> [WHAT TO PRODUCE]:
Pull out every line below holding the word "icon".

[Dataset excerpts]
^^^^

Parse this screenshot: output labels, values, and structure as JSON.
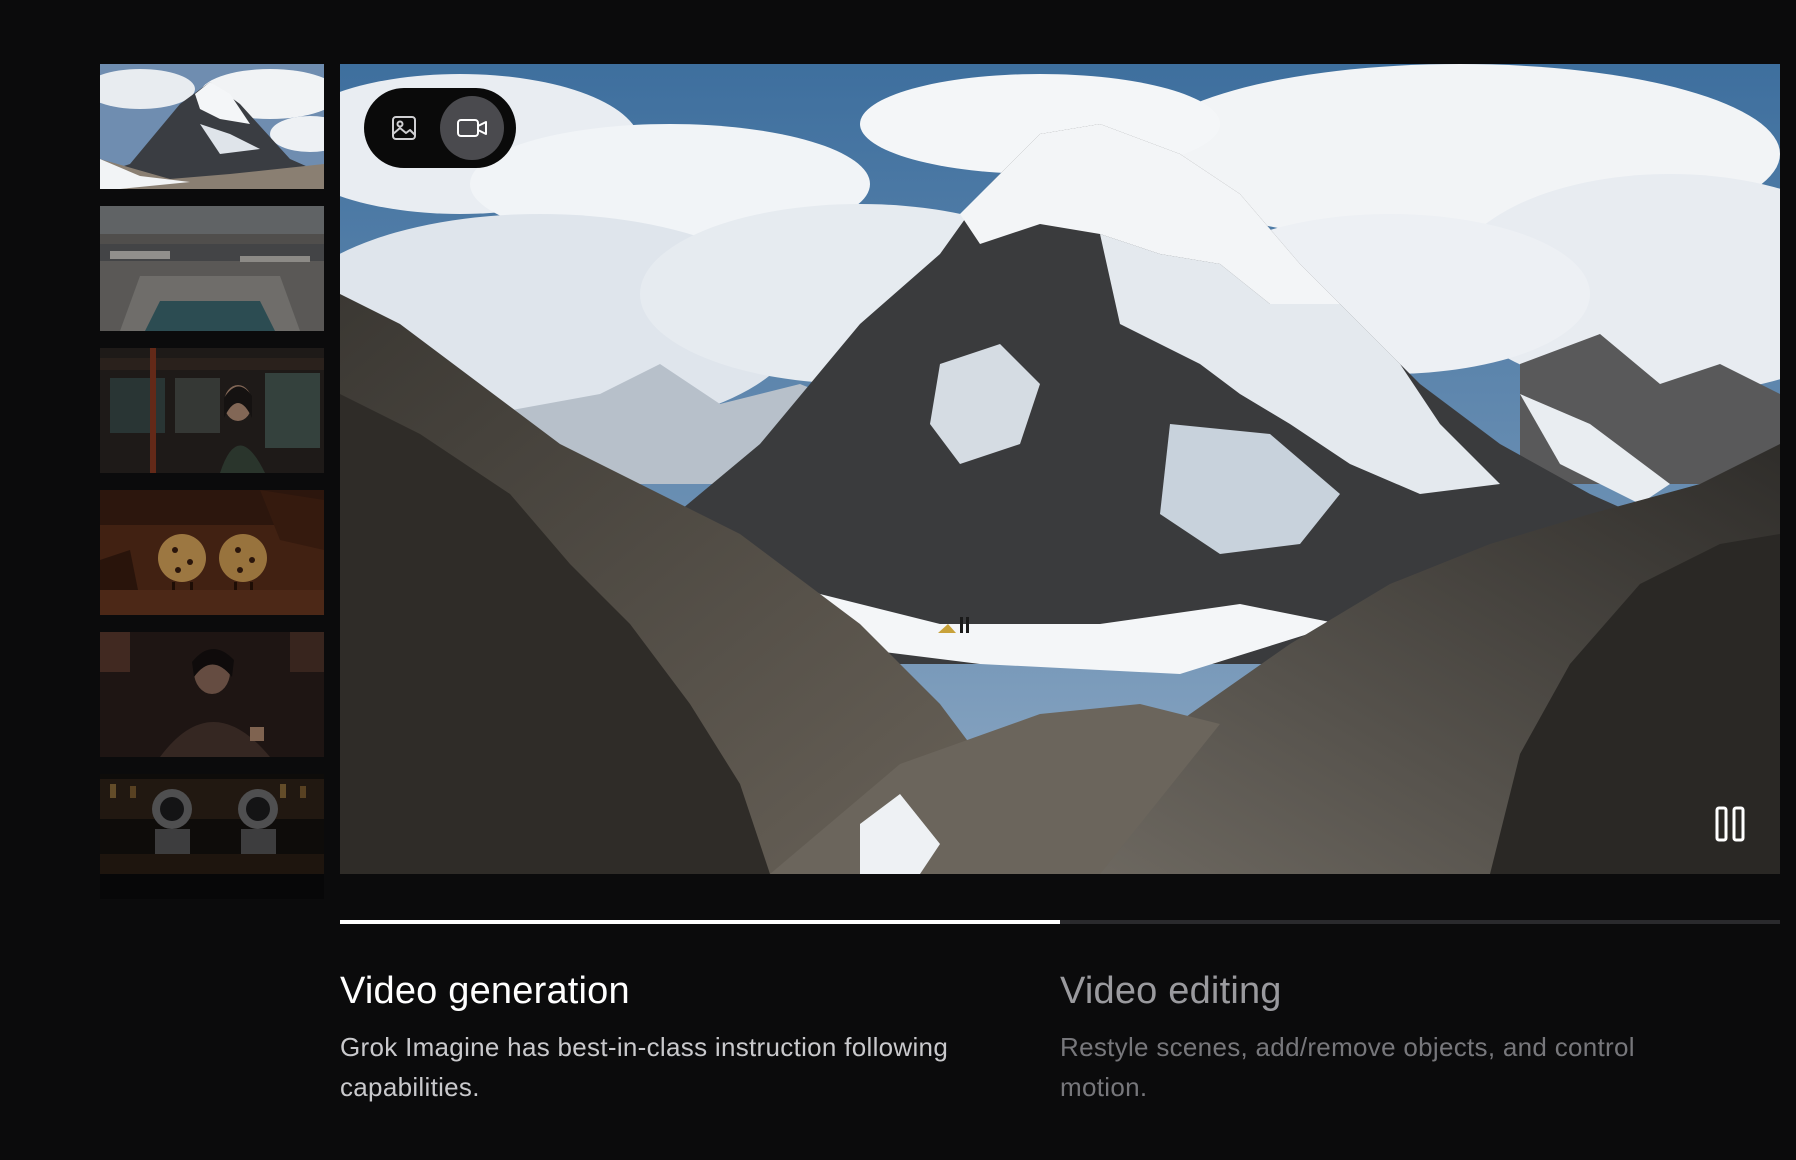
{
  "thumbnails": [
    {
      "name": "thumbnail-mountain",
      "selected": true
    },
    {
      "name": "thumbnail-rooftop-pool",
      "selected": false
    },
    {
      "name": "thumbnail-bus-passenger",
      "selected": false
    },
    {
      "name": "thumbnail-cookies",
      "selected": false
    },
    {
      "name": "thumbnail-portrait",
      "selected": false
    },
    {
      "name": "thumbnail-robots-bar",
      "selected": false
    }
  ],
  "mode_toggle": {
    "image_icon": "image-icon",
    "video_icon": "video-camera-icon",
    "active": "video"
  },
  "player": {
    "pause_icon": "pause-icon"
  },
  "tabs": [
    {
      "title": "Video generation",
      "description": "Grok Imagine has best-in-class instruction following capabilities.",
      "progress": 1.0,
      "active": true
    },
    {
      "title": "Video editing",
      "description": "Restyle scenes, add/remove objects, and control motion.",
      "progress": 0.0,
      "active": false
    }
  ],
  "colors": {
    "background": "#0b0b0c",
    "progress_active": "#ffffff",
    "progress_track": "#2a2a2d"
  }
}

^^^^

> [FULL OUTPUT]:
    "image_icon": "image-icon",
    "video_icon": "video-camera-icon",
    "pause_icon": "pause-icon"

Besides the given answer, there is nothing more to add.